Written task:
Where a line below holds the string "Strategic", copy that line.

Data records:

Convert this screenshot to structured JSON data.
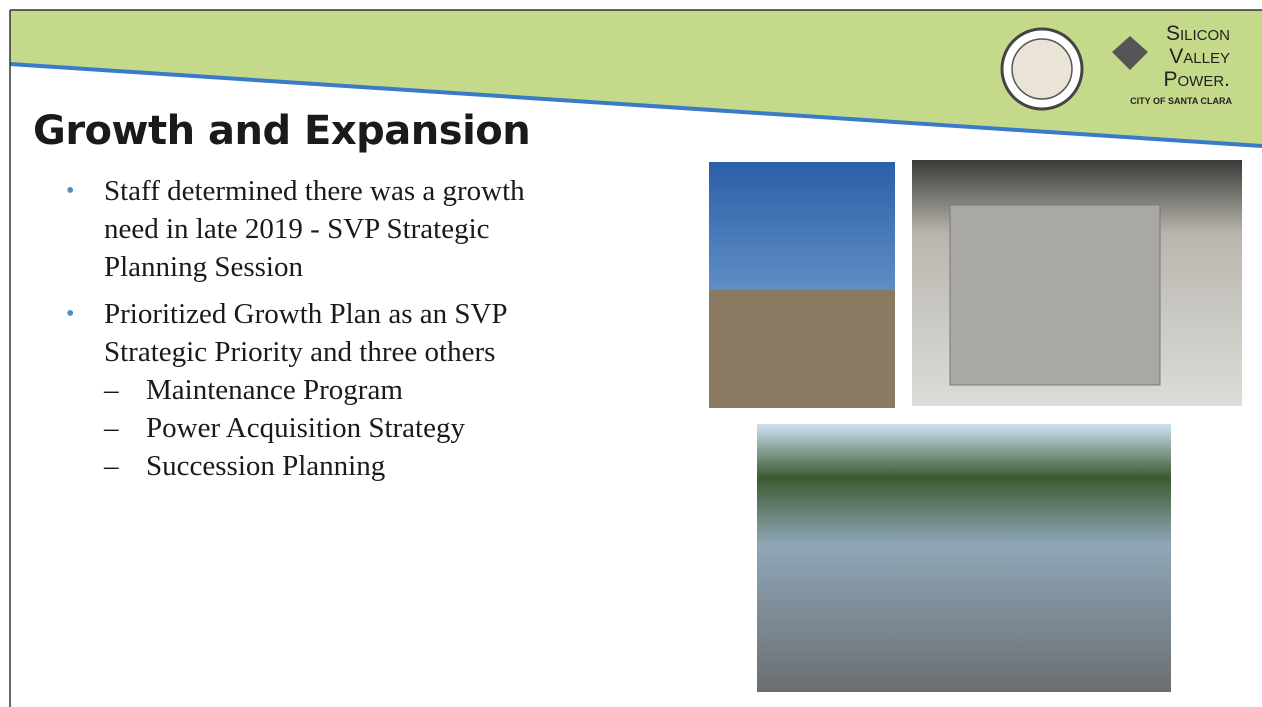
{
  "header": {
    "logo": {
      "lines": [
        "Silicon",
        "Valley",
        "Power."
      ],
      "subtitle": "CITY OF SANTA CLARA"
    }
  },
  "title": "Growth and Expansion",
  "bullets": [
    {
      "lines": [
        "Staff determined there was a growth",
        "need in late 2019 - SVP Strategic",
        "Planning Session"
      ]
    },
    {
      "lines": [
        "Prioritized Growth Plan as an SVP",
        "Strategic Priority  and three others"
      ],
      "sub": [
        "Maintenance Program",
        "Power Acquisition Strategy",
        "Succession Planning"
      ]
    }
  ]
}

Solution to this problem:
        "need in late 2019 - SVP Strategic",
        "Strategic Priority  and three others"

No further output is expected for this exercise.